— Start of INFORMATION SHOWN —

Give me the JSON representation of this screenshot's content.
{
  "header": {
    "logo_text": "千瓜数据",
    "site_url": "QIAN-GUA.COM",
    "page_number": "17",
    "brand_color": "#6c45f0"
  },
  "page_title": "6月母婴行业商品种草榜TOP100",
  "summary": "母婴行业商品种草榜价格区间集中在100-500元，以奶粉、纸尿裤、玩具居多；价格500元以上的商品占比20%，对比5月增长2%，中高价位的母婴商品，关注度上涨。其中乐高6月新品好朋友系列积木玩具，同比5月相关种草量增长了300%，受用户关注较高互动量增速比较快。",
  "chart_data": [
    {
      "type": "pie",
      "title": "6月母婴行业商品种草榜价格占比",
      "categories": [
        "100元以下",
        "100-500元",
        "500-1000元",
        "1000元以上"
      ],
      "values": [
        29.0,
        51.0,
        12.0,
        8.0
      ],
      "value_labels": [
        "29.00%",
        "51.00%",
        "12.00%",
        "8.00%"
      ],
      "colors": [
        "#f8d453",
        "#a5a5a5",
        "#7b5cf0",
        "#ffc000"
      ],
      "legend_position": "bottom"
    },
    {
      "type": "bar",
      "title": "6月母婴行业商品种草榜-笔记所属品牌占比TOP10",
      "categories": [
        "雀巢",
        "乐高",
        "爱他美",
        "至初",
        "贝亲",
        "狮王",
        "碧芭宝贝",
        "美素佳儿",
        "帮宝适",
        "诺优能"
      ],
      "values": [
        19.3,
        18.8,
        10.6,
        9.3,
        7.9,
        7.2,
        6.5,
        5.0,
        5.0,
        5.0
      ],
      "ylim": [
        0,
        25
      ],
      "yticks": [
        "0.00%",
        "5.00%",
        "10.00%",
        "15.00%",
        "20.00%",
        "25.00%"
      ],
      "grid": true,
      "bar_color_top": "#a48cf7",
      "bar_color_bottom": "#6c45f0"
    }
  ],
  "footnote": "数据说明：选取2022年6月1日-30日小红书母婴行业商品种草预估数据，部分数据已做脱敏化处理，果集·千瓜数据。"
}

— End of INFORMATION SHOWN —

▸ WHAT YOU NEED TO DO:
Reproduce the data shown above exactly.

▸ FINISHED ANSWER:
Give me the JSON representation of this screenshot's content.
{
  "header": {
    "logo_text": "千瓜数据",
    "site_url": "QIAN-GUA.COM",
    "page_number": "17",
    "brand_color": "#6c45f0"
  },
  "page_title": "6月母婴行业商品种草榜TOP100",
  "summary": "母婴行业商品种草榜价格区间集中在100-500元，以奶粉、纸尿裤、玩具居多；价格500元以上的商品占比20%，对比5月增长2%，中高价位的母婴商品，关注度上涨。其中乐高6月新品好朋友系列积木玩具，同比5月相关种草量增长了300%，受用户关注较高互动量增速比较快。",
  "chart_data": [
    {
      "type": "pie",
      "title": "6月母婴行业商品种草榜价格占比",
      "categories": [
        "100元以下",
        "100-500元",
        "500-1000元",
        "1000元以上"
      ],
      "values": [
        29.0,
        51.0,
        12.0,
        8.0
      ],
      "value_labels": [
        "29.00%",
        "51.00%",
        "12.00%",
        "8.00%"
      ],
      "colors": [
        "#f8d453",
        "#a5a5a5",
        "#7b5cf0",
        "#ffc000"
      ],
      "legend_position": "bottom"
    },
    {
      "type": "bar",
      "title": "6月母婴行业商品种草榜-笔记所属品牌占比TOP10",
      "categories": [
        "雀巢",
        "乐高",
        "爱他美",
        "至初",
        "贝亲",
        "狮王",
        "碧芭宝贝",
        "美素佳儿",
        "帮宝适",
        "诺优能"
      ],
      "values": [
        19.3,
        18.8,
        10.6,
        9.3,
        7.9,
        7.2,
        6.5,
        5.0,
        5.0,
        5.0
      ],
      "ylim": [
        0,
        25
      ],
      "yticks": [
        "0.00%",
        "5.00%",
        "10.00%",
        "15.00%",
        "20.00%",
        "25.00%"
      ],
      "grid": true,
      "bar_color_top": "#a48cf7",
      "bar_color_bottom": "#6c45f0"
    }
  ],
  "footnote": "数据说明：选取2022年6月1日-30日小红书母婴行业商品种草预估数据，部分数据已做脱敏化处理，果集·千瓜数据。"
}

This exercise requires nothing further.